[DATASET EXCERPTS]:
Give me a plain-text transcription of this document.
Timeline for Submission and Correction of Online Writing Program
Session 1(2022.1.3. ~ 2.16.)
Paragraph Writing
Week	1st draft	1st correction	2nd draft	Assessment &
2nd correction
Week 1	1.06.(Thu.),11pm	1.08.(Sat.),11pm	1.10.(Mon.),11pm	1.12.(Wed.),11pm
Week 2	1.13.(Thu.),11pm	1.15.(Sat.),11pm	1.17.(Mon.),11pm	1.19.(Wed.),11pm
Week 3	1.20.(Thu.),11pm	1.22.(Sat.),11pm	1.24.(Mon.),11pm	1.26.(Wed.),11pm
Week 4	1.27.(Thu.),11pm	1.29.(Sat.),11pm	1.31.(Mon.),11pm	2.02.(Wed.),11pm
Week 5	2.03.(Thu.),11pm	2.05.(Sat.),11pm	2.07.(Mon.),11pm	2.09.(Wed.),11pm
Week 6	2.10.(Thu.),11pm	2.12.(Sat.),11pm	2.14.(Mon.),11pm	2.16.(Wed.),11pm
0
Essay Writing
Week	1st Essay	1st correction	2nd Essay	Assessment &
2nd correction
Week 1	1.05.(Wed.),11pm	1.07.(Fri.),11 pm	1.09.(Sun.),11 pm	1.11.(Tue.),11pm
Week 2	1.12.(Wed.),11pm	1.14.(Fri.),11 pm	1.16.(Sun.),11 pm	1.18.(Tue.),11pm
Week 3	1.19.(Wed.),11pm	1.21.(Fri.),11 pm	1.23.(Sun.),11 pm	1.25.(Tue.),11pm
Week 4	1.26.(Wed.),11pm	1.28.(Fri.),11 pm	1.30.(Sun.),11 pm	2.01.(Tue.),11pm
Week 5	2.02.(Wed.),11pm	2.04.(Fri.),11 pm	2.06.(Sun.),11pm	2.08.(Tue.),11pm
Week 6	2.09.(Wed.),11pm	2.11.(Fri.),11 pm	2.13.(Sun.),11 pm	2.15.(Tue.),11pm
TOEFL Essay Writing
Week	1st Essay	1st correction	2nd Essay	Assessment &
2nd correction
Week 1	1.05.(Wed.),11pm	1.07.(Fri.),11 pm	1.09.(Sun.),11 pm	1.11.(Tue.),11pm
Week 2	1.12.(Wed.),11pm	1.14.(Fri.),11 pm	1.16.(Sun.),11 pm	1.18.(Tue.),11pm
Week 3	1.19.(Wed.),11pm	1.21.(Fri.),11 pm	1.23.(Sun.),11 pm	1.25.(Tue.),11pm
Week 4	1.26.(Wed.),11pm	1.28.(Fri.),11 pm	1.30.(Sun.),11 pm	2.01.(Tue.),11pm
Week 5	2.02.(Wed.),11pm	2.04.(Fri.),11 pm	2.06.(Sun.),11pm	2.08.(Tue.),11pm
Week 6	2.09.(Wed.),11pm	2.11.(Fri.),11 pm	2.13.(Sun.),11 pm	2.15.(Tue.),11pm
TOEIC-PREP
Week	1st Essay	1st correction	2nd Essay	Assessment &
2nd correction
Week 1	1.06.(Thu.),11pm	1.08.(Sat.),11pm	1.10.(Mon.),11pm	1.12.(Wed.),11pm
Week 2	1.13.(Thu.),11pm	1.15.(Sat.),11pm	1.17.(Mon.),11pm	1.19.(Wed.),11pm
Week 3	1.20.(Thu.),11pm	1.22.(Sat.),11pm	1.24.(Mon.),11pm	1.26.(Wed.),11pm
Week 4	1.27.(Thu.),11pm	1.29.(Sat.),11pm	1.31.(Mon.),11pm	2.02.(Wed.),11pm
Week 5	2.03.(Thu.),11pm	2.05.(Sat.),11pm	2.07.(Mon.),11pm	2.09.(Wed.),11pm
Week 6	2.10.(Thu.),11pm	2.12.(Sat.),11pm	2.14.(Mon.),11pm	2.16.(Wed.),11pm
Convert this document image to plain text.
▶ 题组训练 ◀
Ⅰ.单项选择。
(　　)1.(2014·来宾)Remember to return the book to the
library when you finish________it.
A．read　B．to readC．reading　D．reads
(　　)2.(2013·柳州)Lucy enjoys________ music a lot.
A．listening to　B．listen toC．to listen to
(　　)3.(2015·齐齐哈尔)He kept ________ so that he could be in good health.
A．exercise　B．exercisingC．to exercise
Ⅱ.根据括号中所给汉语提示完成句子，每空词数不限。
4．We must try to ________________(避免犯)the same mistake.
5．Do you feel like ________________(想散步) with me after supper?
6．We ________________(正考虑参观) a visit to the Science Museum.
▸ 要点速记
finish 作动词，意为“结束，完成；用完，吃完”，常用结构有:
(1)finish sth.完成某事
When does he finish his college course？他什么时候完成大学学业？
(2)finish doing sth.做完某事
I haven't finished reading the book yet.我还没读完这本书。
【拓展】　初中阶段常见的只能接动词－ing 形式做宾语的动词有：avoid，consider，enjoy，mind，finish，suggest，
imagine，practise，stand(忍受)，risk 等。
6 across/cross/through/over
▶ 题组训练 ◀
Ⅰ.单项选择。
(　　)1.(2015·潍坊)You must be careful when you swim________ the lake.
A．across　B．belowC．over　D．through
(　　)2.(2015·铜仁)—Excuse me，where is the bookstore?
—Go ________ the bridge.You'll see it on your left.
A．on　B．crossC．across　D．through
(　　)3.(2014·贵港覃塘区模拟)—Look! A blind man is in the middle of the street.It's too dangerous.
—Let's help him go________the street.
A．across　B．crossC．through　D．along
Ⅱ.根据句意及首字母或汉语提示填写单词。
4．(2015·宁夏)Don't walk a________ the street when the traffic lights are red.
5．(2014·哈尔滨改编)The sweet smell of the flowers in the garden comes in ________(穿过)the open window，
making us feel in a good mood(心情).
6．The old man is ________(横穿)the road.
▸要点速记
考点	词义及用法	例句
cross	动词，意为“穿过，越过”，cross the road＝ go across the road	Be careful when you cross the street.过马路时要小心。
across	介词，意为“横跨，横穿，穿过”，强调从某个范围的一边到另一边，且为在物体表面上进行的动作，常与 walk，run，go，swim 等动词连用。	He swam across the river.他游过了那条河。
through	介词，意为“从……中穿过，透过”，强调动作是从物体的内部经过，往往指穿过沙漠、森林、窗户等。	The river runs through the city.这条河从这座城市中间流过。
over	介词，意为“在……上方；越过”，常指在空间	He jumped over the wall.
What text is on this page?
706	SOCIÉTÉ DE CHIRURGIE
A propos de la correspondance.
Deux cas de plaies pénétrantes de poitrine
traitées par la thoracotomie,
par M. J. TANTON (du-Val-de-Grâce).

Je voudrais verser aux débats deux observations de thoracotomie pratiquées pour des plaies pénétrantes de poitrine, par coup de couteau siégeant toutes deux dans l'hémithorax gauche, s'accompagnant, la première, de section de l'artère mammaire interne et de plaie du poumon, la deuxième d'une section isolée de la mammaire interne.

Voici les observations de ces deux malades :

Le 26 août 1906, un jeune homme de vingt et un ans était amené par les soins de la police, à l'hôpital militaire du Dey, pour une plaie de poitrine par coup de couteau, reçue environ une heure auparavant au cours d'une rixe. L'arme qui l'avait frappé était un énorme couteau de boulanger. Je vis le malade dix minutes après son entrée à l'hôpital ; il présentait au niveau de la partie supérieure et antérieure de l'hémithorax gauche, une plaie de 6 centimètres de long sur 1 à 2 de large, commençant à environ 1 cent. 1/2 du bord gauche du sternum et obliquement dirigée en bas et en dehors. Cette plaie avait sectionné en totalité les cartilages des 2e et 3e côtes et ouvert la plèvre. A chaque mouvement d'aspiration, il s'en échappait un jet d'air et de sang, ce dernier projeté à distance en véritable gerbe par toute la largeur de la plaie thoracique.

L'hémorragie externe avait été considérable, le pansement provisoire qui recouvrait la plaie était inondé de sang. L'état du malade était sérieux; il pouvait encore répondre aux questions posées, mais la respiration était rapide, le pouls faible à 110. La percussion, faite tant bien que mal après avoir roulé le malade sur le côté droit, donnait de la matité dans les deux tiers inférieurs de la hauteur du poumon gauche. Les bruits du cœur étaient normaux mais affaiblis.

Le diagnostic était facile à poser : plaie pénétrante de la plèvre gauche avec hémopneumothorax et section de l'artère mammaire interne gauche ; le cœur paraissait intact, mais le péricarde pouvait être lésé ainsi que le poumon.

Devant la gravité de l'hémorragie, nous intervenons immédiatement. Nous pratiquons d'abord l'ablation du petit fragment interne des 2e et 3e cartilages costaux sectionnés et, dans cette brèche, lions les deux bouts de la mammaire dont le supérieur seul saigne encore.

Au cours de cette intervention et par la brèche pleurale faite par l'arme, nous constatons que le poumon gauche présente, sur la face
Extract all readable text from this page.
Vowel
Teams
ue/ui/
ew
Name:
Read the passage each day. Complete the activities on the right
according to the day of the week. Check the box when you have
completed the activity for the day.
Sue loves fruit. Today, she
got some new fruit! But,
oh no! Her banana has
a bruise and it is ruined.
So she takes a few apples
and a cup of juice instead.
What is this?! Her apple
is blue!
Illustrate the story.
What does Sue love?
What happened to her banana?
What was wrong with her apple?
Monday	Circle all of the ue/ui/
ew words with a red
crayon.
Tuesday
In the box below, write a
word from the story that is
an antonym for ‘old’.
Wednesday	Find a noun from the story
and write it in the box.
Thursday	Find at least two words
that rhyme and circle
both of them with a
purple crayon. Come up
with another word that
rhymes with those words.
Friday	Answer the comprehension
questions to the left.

[JOB]: Answer with a single number: the count of lines holding the word "reading".

[OUTPUT FOR THIS EXERCISE]: 2